→ TASK INSTRUCTIONS: Lines holding the string "this" are the ones to copy; find them all in the data.

==== INPUT DATA

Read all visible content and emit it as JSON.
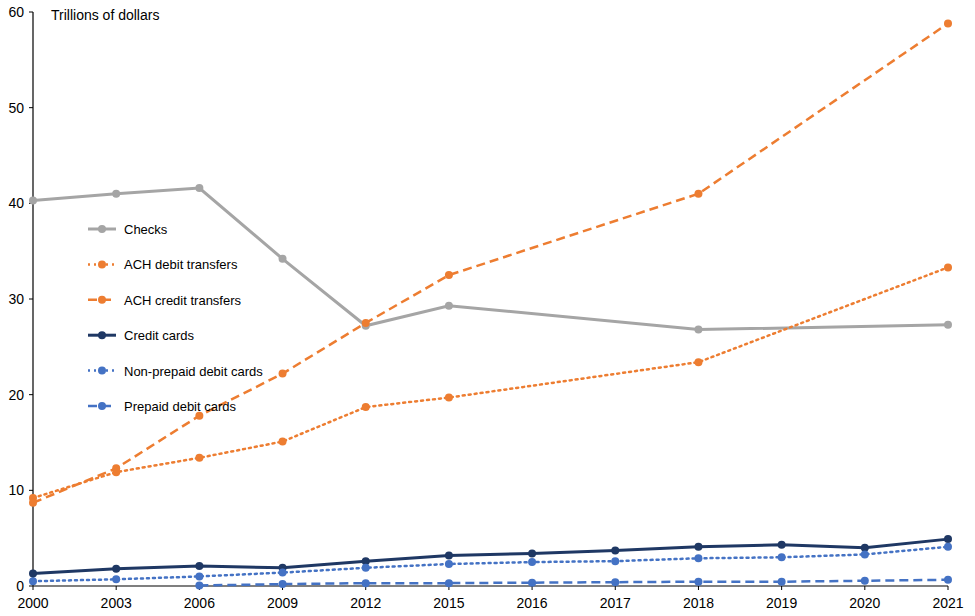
{
  "chart_data": {
    "type": "line",
    "y_label": "Trillions of dollars",
    "categories": [
      "2000",
      "2003",
      "2006",
      "2009",
      "2012",
      "2015",
      "2016",
      "2017",
      "2018",
      "2019",
      "2020",
      "2021"
    ],
    "ylim": [
      0,
      60
    ],
    "yticks": [
      0,
      10,
      20,
      30,
      40,
      50,
      60
    ],
    "grid": false,
    "legend": "left",
    "series": [
      {
        "name": "Checks",
        "color": "#a5a5a5",
        "line_style": "solid",
        "marker": "circle",
        "x": [
          "2000",
          "2003",
          "2006",
          "2009",
          "2012",
          "2015",
          "2018",
          "2021"
        ],
        "values": [
          40.3,
          41.0,
          41.6,
          34.2,
          27.2,
          29.3,
          26.8,
          27.3
        ]
      },
      {
        "name": "ACH debit transfers",
        "color": "#ed7d31",
        "line_style": "dotted",
        "marker": "circle",
        "x": [
          "2000",
          "2003",
          "2006",
          "2009",
          "2012",
          "2015",
          "2018",
          "2021"
        ],
        "values": [
          9.2,
          11.9,
          13.4,
          15.1,
          18.7,
          19.7,
          23.4,
          33.3
        ]
      },
      {
        "name": "ACH credit transfers",
        "color": "#ed7d31",
        "line_style": "dashed",
        "marker": "circle",
        "x": [
          "2000",
          "2003",
          "2006",
          "2009",
          "2012",
          "2015",
          "2018",
          "2021"
        ],
        "values": [
          8.7,
          12.3,
          17.8,
          22.2,
          27.5,
          32.5,
          41.0,
          58.8
        ]
      },
      {
        "name": "Credit cards",
        "color": "#1f3864",
        "line_style": "solid",
        "marker": "circle",
        "x": [
          "2000",
          "2003",
          "2006",
          "2009",
          "2012",
          "2015",
          "2016",
          "2017",
          "2018",
          "2019",
          "2020",
          "2021"
        ],
        "values": [
          1.3,
          1.8,
          2.1,
          1.9,
          2.6,
          3.2,
          3.4,
          3.7,
          4.1,
          4.3,
          4.0,
          4.9
        ]
      },
      {
        "name": "Non-prepaid debit cards",
        "color": "#4472c4",
        "line_style": "dotted",
        "marker": "circle",
        "x": [
          "2000",
          "2003",
          "2006",
          "2009",
          "2012",
          "2015",
          "2016",
          "2017",
          "2018",
          "2019",
          "2020",
          "2021"
        ],
        "values": [
          0.5,
          0.7,
          1.0,
          1.4,
          1.9,
          2.3,
          2.5,
          2.6,
          2.9,
          3.0,
          3.3,
          4.1
        ]
      },
      {
        "name": "Prepaid debit cards",
        "color": "#4472c4",
        "line_style": "dashed",
        "marker": "circle",
        "x": [
          "2006",
          "2009",
          "2012",
          "2015",
          "2016",
          "2017",
          "2018",
          "2019",
          "2020",
          "2021"
        ],
        "values": [
          0.05,
          0.2,
          0.3,
          0.3,
          0.35,
          0.4,
          0.45,
          0.45,
          0.55,
          0.65
        ]
      }
    ]
  }
}
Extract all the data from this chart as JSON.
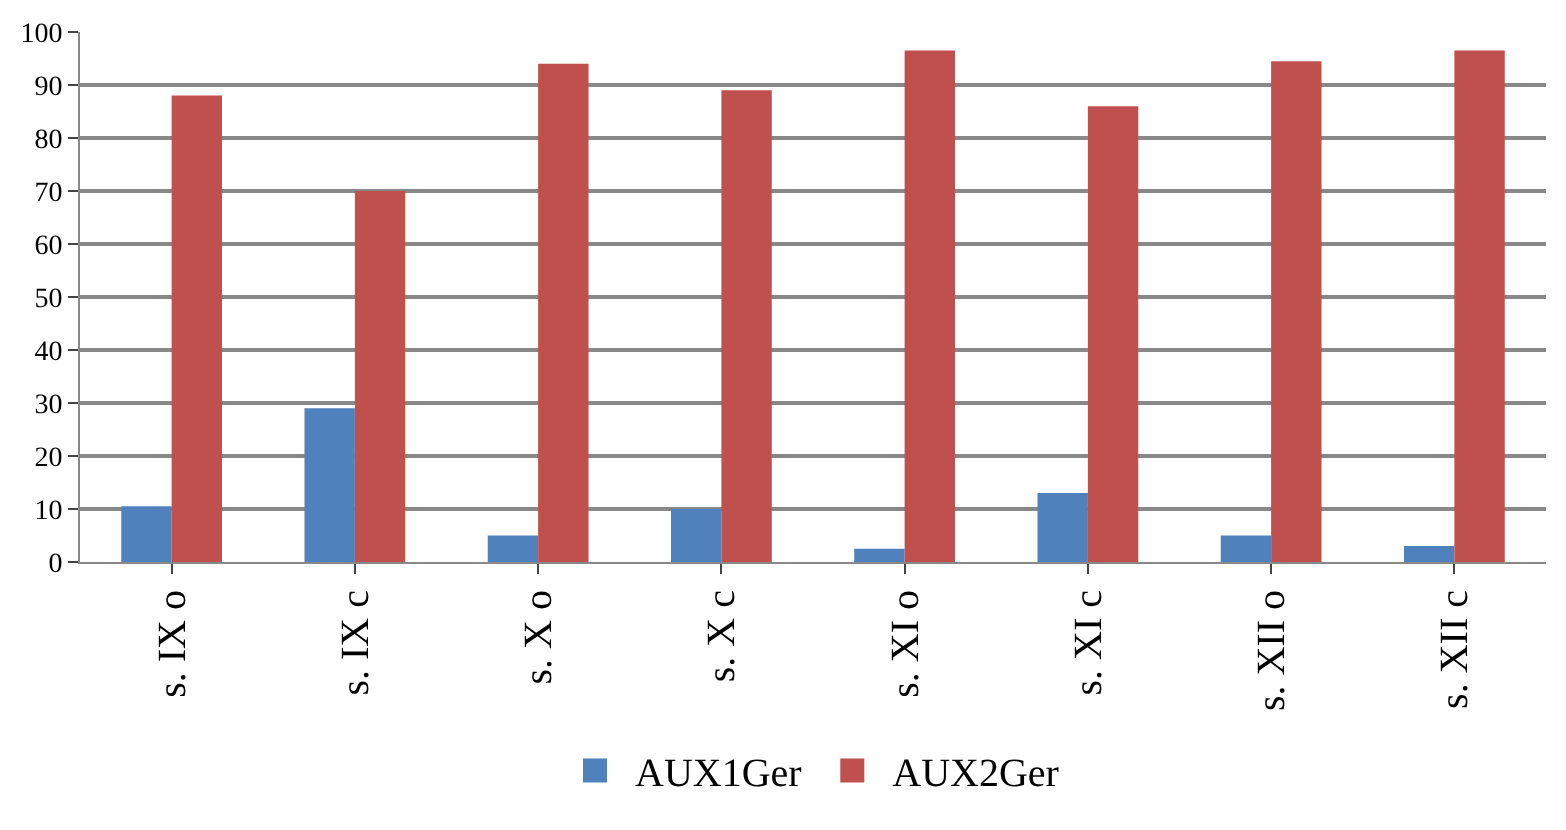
{
  "chart_data": {
    "type": "bar",
    "categories": [
      "s. IX o",
      "s. IX c",
      "s. X o",
      "s. X c",
      "s. XI o",
      "s. XI c",
      "s. XII o",
      "s. XII c"
    ],
    "series": [
      {
        "name": "AUX1Ger",
        "color": "#4f81bd",
        "values": [
          10.5,
          29,
          5,
          10,
          2.5,
          13,
          5,
          3
        ]
      },
      {
        "name": "AUX2Ger",
        "color": "#c0504d",
        "values": [
          88,
          70,
          94,
          89,
          96.5,
          86,
          94.5,
          96.5
        ]
      }
    ],
    "ylim": [
      0,
      100
    ],
    "yticks": [
      0,
      10,
      20,
      30,
      40,
      50,
      60,
      70,
      80,
      90,
      100
    ],
    "grid": "y",
    "legend": "bottom"
  }
}
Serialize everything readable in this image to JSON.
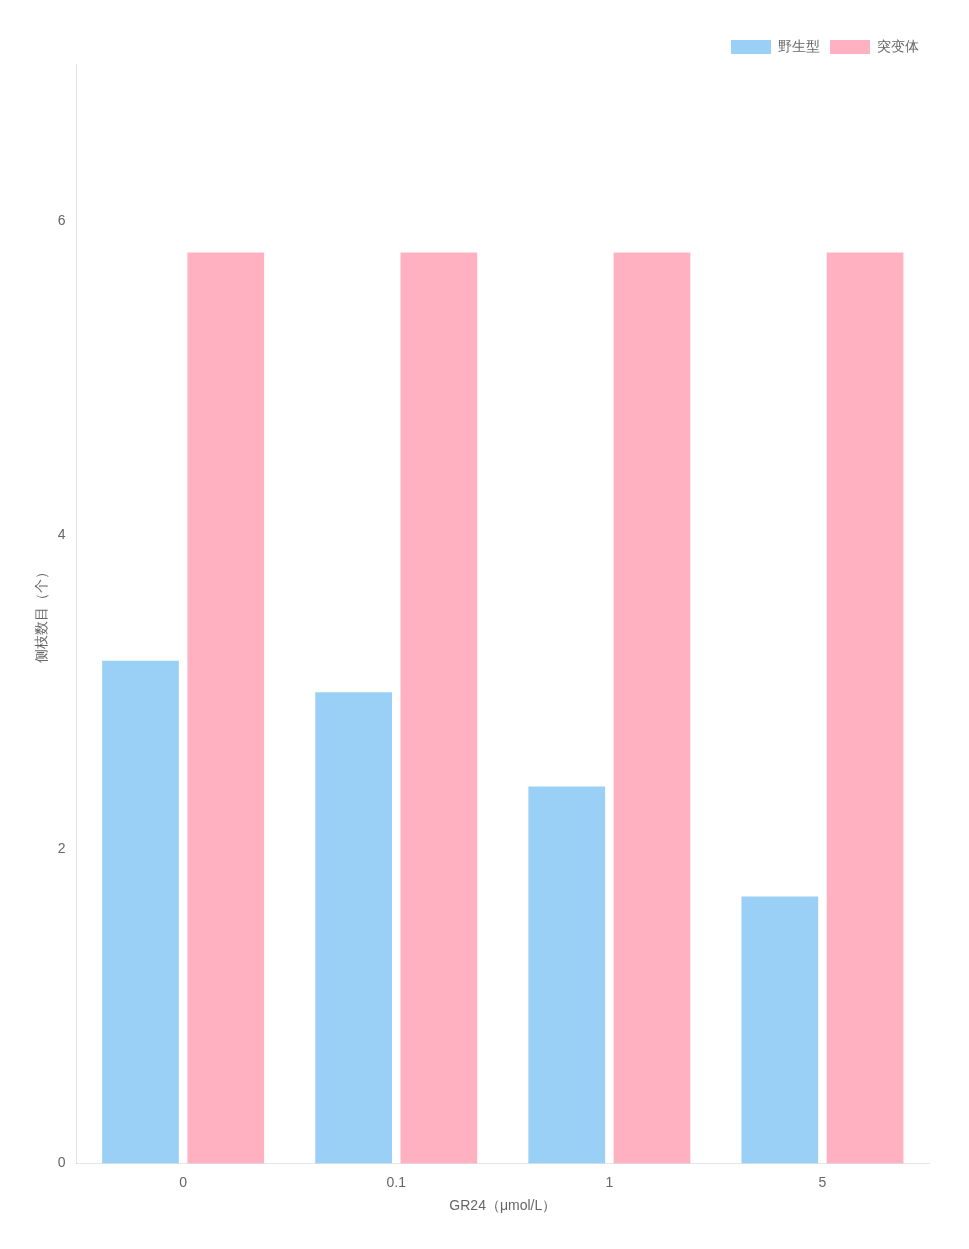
{
  "chart_data": {
    "type": "bar",
    "categories": [
      "0",
      "0.1",
      "1",
      "5"
    ],
    "series": [
      {
        "name": "野生型",
        "values": [
          3.2,
          3.0,
          2.4,
          1.7
        ]
      },
      {
        "name": "突变体",
        "values": [
          5.8,
          5.8,
          5.8,
          5.8
        ]
      }
    ],
    "x_label": "GR24（μmol/L）",
    "y_label": "侧枝数目（个）",
    "ylim": [
      0,
      7
    ],
    "yticks": [
      0,
      2,
      4,
      6
    ],
    "grid": false,
    "legend": "upper right"
  }
}
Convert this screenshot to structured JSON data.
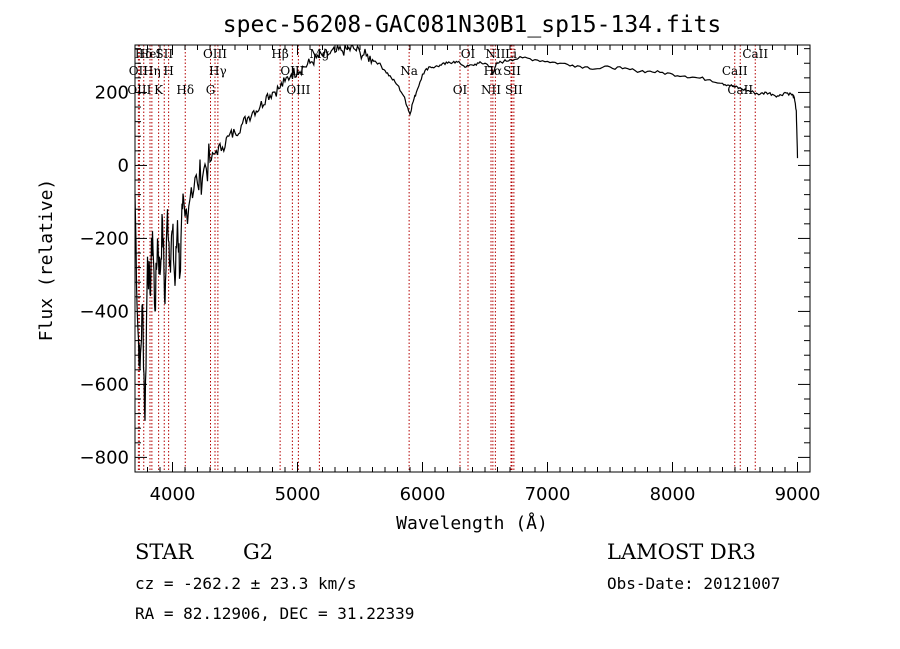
{
  "chart_data": {
    "type": "line",
    "title": "spec-56208-GAC081N30B1_sp15-134.fits",
    "xlabel": "Wavelength (Å)",
    "ylabel": "Flux (relative)",
    "xlim": [
      3700,
      9100
    ],
    "ylim": [
      -840,
      330
    ],
    "x_ticks": [
      4000,
      5000,
      6000,
      7000,
      8000,
      9000
    ],
    "y_ticks": [
      -800,
      -600,
      -400,
      -200,
      0,
      200
    ],
    "x_minor_step": 100,
    "y_minor_step": 40,
    "grid": false,
    "series": [
      {
        "name": "flux",
        "color": "#000000",
        "x": [
          3700,
          3720,
          3740,
          3760,
          3780,
          3800,
          3820,
          3840,
          3860,
          3880,
          3900,
          3920,
          3940,
          3960,
          3980,
          4000,
          4020,
          4040,
          4060,
          4080,
          4100,
          4150,
          4200,
          4250,
          4300,
          4350,
          4400,
          4450,
          4500,
          4550,
          4600,
          4650,
          4700,
          4750,
          4800,
          4850,
          4900,
          4950,
          5000,
          5050,
          5100,
          5150,
          5200,
          5250,
          5300,
          5350,
          5400,
          5450,
          5500,
          5550,
          5600,
          5650,
          5700,
          5750,
          5800,
          5850,
          5880,
          5900,
          5920,
          5950,
          6000,
          6050,
          6100,
          6150,
          6200,
          6250,
          6300,
          6350,
          6400,
          6450,
          6500,
          6550,
          6563,
          6580,
          6600,
          6650,
          6700,
          6800,
          6900,
          7000,
          7100,
          7200,
          7300,
          7400,
          7500,
          7600,
          7700,
          7800,
          7900,
          8000,
          8100,
          8200,
          8300,
          8400,
          8450,
          8500,
          8550,
          8600,
          8650,
          8700,
          8750,
          8800,
          8850,
          8900,
          8950,
          8970,
          8990,
          9000
        ],
        "y": [
          -80,
          -420,
          -560,
          -380,
          -700,
          -250,
          -350,
          -180,
          -400,
          -200,
          -300,
          -150,
          -380,
          -120,
          -260,
          -180,
          -330,
          -150,
          -300,
          -120,
          -140,
          -60,
          -50,
          -10,
          10,
          40,
          50,
          80,
          90,
          110,
          130,
          150,
          160,
          190,
          200,
          210,
          230,
          250,
          260,
          270,
          280,
          295,
          300,
          305,
          310,
          315,
          318,
          320,
          310,
          300,
          290,
          280,
          260,
          240,
          220,
          190,
          160,
          140,
          170,
          200,
          250,
          270,
          270,
          275,
          280,
          285,
          280,
          270,
          275,
          280,
          280,
          270,
          250,
          270,
          280,
          285,
          290,
          295,
          290,
          285,
          280,
          275,
          270,
          265,
          270,
          265,
          260,
          258,
          255,
          250,
          245,
          240,
          235,
          225,
          220,
          215,
          210,
          205,
          200,
          195,
          200,
          195,
          190,
          200,
          195,
          190,
          150,
          20
        ]
      }
    ],
    "lines": [
      {
        "label": "Hδ",
        "wl": 3770
      },
      {
        "label": "OII",
        "wl": 3727
      },
      {
        "label": "OIII",
        "wl": 3735
      },
      {
        "label": "HeI",
        "wl": 3820
      },
      {
        "label": "Hη",
        "wl": 3835
      },
      {
        "label": "K",
        "wl": 3889
      },
      {
        "label": "SII",
        "wl": 3934
      },
      {
        "label": "H",
        "wl": 3969
      },
      {
        "label": "Hδ",
        "wl": 4102
      },
      {
        "label": "OIII",
        "wl": 4340
      },
      {
        "label": "Hγ",
        "wl": 4363
      },
      {
        "label": "G",
        "wl": 4304
      },
      {
        "label": "Hβ",
        "wl": 4861
      },
      {
        "label": "OIII",
        "wl": 4959
      },
      {
        "label": "OIII",
        "wl": 5007
      },
      {
        "label": "Mg",
        "wl": 5175
      },
      {
        "label": "Na",
        "wl": 5893
      },
      {
        "label": "OI",
        "wl": 6300
      },
      {
        "label": "OI",
        "wl": 6364
      },
      {
        "label": "Hα",
        "wl": 6563
      },
      {
        "label": "NII",
        "wl": 6548
      },
      {
        "label": "NII",
        "wl": 6583
      },
      {
        "label": "SII",
        "wl": 6716
      },
      {
        "label": "SII",
        "wl": 6731
      },
      {
        "label": "Li",
        "wl": 6708
      },
      {
        "label": "CaII",
        "wl": 8498
      },
      {
        "label": "CaII",
        "wl": 8542
      },
      {
        "label": "CaII",
        "wl": 8662
      }
    ],
    "line_color": "#b40000"
  },
  "info": {
    "object_class": "STAR",
    "subclass": "G2",
    "survey": "LAMOST DR3",
    "cz": "cz = -262.2 ± 23.3 km/s",
    "obs_date": "Obs-Date: 20121007",
    "coords": "RA =  82.12906, DEC =  31.22339"
  }
}
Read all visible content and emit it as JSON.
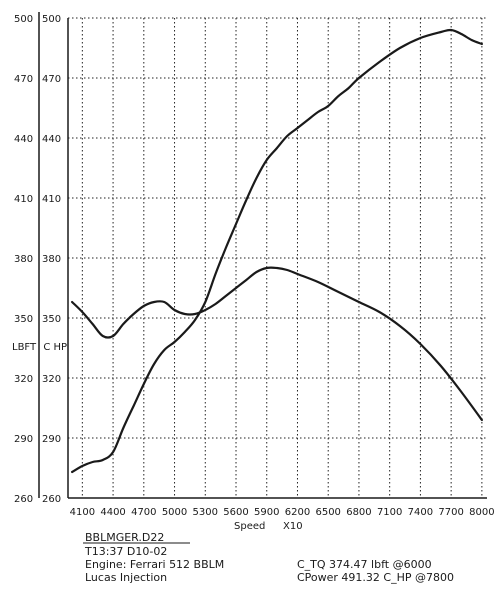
{
  "chart_data": {
    "type": "line",
    "x_unit_label": "Speed",
    "x_scale_label": "X10",
    "y_label_left": "LBFT",
    "y_label_right": "C HP",
    "x_ticks": [
      4100,
      4400,
      4700,
      5000,
      5300,
      5600,
      5900,
      6200,
      6500,
      6800,
      7100,
      7400,
      7700,
      8000
    ],
    "xlim": [
      3960,
      8050
    ],
    "y_ticks": [
      260,
      290,
      320,
      350,
      380,
      410,
      440,
      470,
      500
    ],
    "ylim": [
      260,
      500
    ],
    "grid": true,
    "series": [
      {
        "name": "Torque",
        "x": [
          4000,
          4100,
          4200,
          4300,
          4400,
          4500,
          4600,
          4700,
          4800,
          4900,
          5000,
          5100,
          5200,
          5300,
          5400,
          5500,
          5600,
          5700,
          5800,
          5900,
          6000,
          6100,
          6200,
          6400,
          6600,
          6800,
          7000,
          7200,
          7400,
          7600,
          7800,
          8000
        ],
        "y": [
          358,
          353,
          347,
          341,
          341,
          347,
          352,
          356,
          358,
          358,
          354,
          352,
          352,
          354,
          357,
          361,
          365,
          369,
          373,
          375,
          375,
          374,
          372,
          368,
          363,
          358,
          353,
          346,
          337,
          326,
          313,
          299
        ]
      },
      {
        "name": "Power",
        "x": [
          4000,
          4100,
          4200,
          4300,
          4400,
          4500,
          4600,
          4700,
          4800,
          4900,
          5000,
          5100,
          5200,
          5300,
          5400,
          5500,
          5600,
          5700,
          5800,
          5900,
          6000,
          6100,
          6200,
          6300,
          6400,
          6500,
          6600,
          6700,
          6800,
          7000,
          7200,
          7400,
          7600,
          7700,
          7800,
          7900,
          8000
        ],
        "y": [
          273,
          276,
          278,
          279,
          283,
          295,
          306,
          317,
          327,
          334,
          338,
          343,
          349,
          358,
          372,
          385,
          397,
          409,
          420,
          429,
          435,
          441,
          445,
          449,
          453,
          456,
          461,
          465,
          470,
          478,
          485,
          490,
          493,
          494,
          492,
          489,
          487
        ]
      }
    ]
  },
  "footer": {
    "file": "BBLMGER.D22",
    "timestamp": "T13:37  D10-02",
    "engine": "Engine:  Ferrari  512  BBLM",
    "injection": "Lucas Injection",
    "peak_torque": "C_TQ  374.47  lbft  @6000",
    "peak_power": "CPower  491.32  C_HP   @7800"
  }
}
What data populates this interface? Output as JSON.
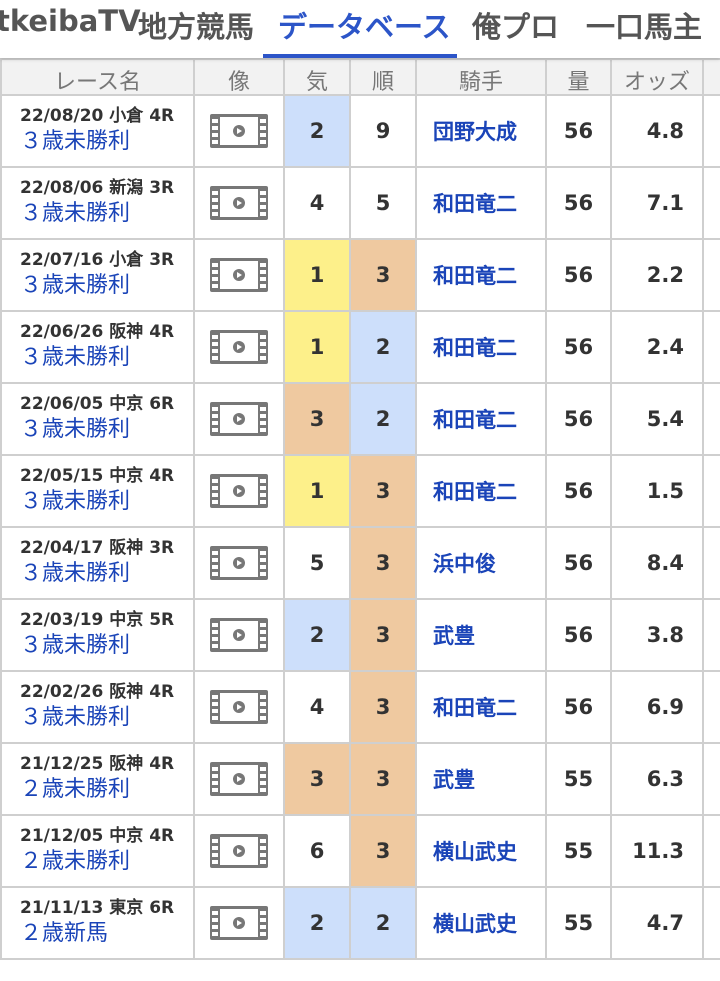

========

→ TASK SOLUTION:
Extract all the data from this chart as JSON.
Serialize everything readable in this image to JSON.
Convert this screenshot to structured JSON data.
What data populates this interface? Output as JSON.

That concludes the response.